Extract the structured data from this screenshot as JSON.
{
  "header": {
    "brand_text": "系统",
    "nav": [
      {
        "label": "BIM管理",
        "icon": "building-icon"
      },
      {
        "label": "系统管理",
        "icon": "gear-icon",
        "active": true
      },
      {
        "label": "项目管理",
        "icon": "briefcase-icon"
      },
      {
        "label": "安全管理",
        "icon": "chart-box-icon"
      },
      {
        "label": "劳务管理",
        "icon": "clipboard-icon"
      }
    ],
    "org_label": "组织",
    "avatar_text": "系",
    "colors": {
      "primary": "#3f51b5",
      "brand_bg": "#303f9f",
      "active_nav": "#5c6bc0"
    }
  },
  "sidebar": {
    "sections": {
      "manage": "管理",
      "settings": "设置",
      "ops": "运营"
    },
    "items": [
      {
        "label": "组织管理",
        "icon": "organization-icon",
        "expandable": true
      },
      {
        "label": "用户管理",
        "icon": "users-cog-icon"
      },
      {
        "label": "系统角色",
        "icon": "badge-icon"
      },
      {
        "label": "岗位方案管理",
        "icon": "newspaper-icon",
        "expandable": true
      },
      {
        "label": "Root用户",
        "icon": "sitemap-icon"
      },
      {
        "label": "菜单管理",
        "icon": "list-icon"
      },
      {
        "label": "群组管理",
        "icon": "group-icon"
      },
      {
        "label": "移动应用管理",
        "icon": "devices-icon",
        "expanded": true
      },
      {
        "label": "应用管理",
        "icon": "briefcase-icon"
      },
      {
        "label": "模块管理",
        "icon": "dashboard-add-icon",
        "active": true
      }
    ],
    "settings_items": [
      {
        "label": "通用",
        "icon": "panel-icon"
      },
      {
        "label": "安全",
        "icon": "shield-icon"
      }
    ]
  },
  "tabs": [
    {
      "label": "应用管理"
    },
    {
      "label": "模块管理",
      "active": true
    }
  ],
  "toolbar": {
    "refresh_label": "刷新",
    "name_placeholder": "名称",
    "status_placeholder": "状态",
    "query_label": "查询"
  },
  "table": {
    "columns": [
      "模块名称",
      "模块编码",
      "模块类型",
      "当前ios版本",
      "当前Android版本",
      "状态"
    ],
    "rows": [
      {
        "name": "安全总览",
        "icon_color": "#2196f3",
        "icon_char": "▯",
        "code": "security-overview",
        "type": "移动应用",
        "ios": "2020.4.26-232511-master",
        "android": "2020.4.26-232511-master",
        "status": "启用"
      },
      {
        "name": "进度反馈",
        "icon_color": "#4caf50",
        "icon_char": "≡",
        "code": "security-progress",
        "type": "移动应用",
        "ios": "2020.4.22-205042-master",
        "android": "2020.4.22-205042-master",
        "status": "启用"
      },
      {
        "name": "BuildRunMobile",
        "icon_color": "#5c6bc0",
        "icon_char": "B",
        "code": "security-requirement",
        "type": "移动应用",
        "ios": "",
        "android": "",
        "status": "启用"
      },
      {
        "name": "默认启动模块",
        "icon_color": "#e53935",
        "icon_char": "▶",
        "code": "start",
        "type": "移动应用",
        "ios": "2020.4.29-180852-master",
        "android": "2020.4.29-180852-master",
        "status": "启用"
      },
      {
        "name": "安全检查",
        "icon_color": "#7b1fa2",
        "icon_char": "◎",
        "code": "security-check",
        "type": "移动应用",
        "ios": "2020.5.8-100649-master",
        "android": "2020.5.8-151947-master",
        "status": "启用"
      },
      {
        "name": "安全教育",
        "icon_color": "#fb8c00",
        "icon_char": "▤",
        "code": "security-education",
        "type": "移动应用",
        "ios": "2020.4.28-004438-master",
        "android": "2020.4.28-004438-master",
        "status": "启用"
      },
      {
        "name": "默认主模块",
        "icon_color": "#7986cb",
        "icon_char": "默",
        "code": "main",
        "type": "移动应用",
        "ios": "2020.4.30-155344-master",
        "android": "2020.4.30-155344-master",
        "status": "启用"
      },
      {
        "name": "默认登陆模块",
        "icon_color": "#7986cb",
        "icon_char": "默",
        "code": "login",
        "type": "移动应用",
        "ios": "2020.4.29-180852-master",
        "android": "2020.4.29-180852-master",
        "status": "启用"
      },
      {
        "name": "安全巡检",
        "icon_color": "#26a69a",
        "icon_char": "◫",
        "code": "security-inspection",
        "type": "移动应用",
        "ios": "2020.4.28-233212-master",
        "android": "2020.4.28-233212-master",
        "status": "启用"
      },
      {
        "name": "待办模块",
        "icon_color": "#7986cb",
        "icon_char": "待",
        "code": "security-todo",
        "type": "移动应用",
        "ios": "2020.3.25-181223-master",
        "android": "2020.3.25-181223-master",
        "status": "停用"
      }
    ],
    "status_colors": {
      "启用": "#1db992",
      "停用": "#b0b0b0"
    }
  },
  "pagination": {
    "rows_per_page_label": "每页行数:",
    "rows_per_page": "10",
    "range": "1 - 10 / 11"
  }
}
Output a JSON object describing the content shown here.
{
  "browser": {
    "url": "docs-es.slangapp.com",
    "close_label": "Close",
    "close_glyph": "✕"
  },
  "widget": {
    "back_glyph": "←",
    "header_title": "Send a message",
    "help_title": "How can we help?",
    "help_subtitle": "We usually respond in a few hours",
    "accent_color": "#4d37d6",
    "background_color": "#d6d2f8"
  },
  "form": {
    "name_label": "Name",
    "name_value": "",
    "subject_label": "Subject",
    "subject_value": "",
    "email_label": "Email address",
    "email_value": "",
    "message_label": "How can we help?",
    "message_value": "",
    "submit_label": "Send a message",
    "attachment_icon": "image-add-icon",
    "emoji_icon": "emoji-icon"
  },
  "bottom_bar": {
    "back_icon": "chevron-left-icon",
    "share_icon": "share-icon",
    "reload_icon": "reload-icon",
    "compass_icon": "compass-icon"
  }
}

□ □ □ □ □ □ □

_Task objective_. Quote all the records. Keep every word exact.

_Answer to the task_.
Extract the structured data from this screenshot as JSON.
{
  "header": {
    "brand_text": "系统",
    "nav": [
      {
        "label": "BIM管理",
        "icon": "building-icon"
      },
      {
        "label": "系统管理",
        "icon": "gear-icon",
        "active": true
      },
      {
        "label": "项目管理",
        "icon": "briefcase-icon"
      },
      {
        "label": "安全管理",
        "icon": "chart-box-icon"
      },
      {
        "label": "劳务管理",
        "icon": "clipboard-icon"
      }
    ],
    "org_label": "组织",
    "avatar_text": "系",
    "colors": {
      "primary": "#3f51b5",
      "brand_bg": "#303f9f",
      "active_nav": "#5c6bc0"
    }
  },
  "sidebar": {
    "sections": {
      "manage": "管理",
      "settings": "设置",
      "ops": "运营"
    },
    "items": [
      {
        "label": "组织管理",
        "icon": "organization-icon",
        "expandable": true
      },
      {
        "label": "用户管理",
        "icon": "users-cog-icon"
      },
      {
        "label": "系统角色",
        "icon": "badge-icon"
      },
      {
        "label": "岗位方案管理",
        "icon": "newspaper-icon",
        "expandable": true
      },
      {
        "label": "Root用户",
        "icon": "sitemap-icon"
      },
      {
        "label": "菜单管理",
        "icon": "list-icon"
      },
      {
        "label": "群组管理",
        "icon": "group-icon"
      },
      {
        "label": "移动应用管理",
        "icon": "devices-icon",
        "expanded": true
      },
      {
        "label": "应用管理",
        "icon": "briefcase-icon"
      },
      {
        "label": "模块管理",
        "icon": "dashboard-add-icon",
        "active": true
      }
    ],
    "settings_items": [
      {
        "label": "通用",
        "icon": "panel-icon"
      },
      {
        "label": "安全",
        "icon": "shield-icon"
      }
    ]
  },
  "tabs": [
    {
      "label": "应用管理"
    },
    {
      "label": "模块管理",
      "active": true
    }
  ],
  "toolbar": {
    "refresh_label": "刷新",
    "name_placeholder": "名称",
    "status_placeholder": "状态",
    "query_label": "查询"
  },
  "table": {
    "columns": [
      "模块名称",
      "模块编码",
      "模块类型",
      "当前ios版本",
      "当前Android版本",
      "状态"
    ],
    "rows": [
      {
        "name": "安全总览",
        "icon_color": "#2196f3",
        "icon_char": "▯",
        "code": "security-overview",
        "type": "移动应用",
        "ios": "2020.4.26-232511-master",
        "android": "2020.4.26-232511-master",
        "status": "启用"
      },
      {
        "name": "进度反馈",
        "icon_color": "#4caf50",
        "icon_char": "≡",
        "code": "security-progress",
        "type": "移动应用",
        "ios": "2020.4.22-205042-master",
        "android": "2020.4.22-205042-master",
        "status": "启用"
      },
      {
        "name": "BuildRunMobile",
        "icon_color": "#5c6bc0",
        "icon_char": "B",
        "code": "security-requirement",
        "type": "移动应用",
        "ios": "",
        "android": "",
        "status": "启用"
      },
      {
        "name": "默认启动模块",
        "icon_color": "#e53935",
        "icon_char": "▶",
        "code": "start",
        "type": "移动应用",
        "ios": "2020.4.29-180852-master",
        "android": "2020.4.29-180852-master",
        "status": "启用"
      },
      {
        "name": "安全检查",
        "icon_color": "#7b1fa2",
        "icon_char": "◎",
        "code": "security-check",
        "type": "移动应用",
        "ios": "2020.5.8-100649-master",
        "android": "2020.5.8-151947-master",
        "status": "启用"
      },
      {
        "name": "安全教育",
        "icon_color": "#fb8c00",
        "icon_char": "▤",
        "code": "security-education",
        "type": "移动应用",
        "ios": "2020.4.28-004438-master",
        "android": "2020.4.28-004438-master",
        "status": "启用"
      },
      {
        "name": "默认主模块",
        "icon_color": "#7986cb",
        "icon_char": "默",
        "code": "main",
        "type": "移动应用",
        "ios": "2020.4.30-155344-master",
        "android": "2020.4.30-155344-master",
        "status": "启用"
      },
      {
        "name": "默认登陆模块",
        "icon_color": "#7986cb",
        "icon_char": "默",
        "code": "login",
        "type": "移动应用",
        "ios": "2020.4.29-180852-master",
        "android": "2020.4.29-180852-master",
        "status": "启用"
      },
      {
        "name": "安全巡检",
        "icon_color": "#26a69a",
        "icon_char": "◫",
        "code": "security-inspection",
        "type": "移动应用",
        "ios": "2020.4.28-233212-master",
        "android": "2020.4.28-233212-master",
        "status": "启用"
      },
      {
        "name": "待办模块",
        "icon_color": "#7986cb",
        "icon_char": "待",
        "code": "security-todo",
        "type": "移动应用",
        "ios": "2020.3.25-181223-master",
        "android": "2020.3.25-181223-master",
        "status": "停用"
      }
    ],
    "status_colors": {
      "启用": "#1db992",
      "停用": "#b0b0b0"
    }
  },
  "pagination": {
    "rows_per_page_label": "每页行数:",
    "rows_per_page": "10",
    "range": "1 - 10 / 11"
  }
}
Output a JSON object describing the content shown here.
{
  "browser": {
    "url": "docs-es.slangapp.com",
    "close_label": "Close",
    "close_glyph": "✕"
  },
  "widget": {
    "back_glyph": "←",
    "header_title": "Send a message",
    "help_title": "How can we help?",
    "help_subtitle": "We usually respond in a few hours",
    "accent_color": "#4d37d6",
    "background_color": "#d6d2f8"
  },
  "form": {
    "name_label": "Name",
    "name_value": "",
    "subject_label": "Subject",
    "subject_value": "",
    "email_label": "Email address",
    "email_value": "",
    "message_label": "How can we help?",
    "message_value": "",
    "submit_label": "Send a message",
    "attachment_icon": "image-add-icon",
    "emoji_icon": "emoji-icon"
  },
  "bottom_bar": {
    "back_icon": "chevron-left-icon",
    "share_icon": "share-icon",
    "reload_icon": "reload-icon",
    "compass_icon": "compass-icon"
  }
}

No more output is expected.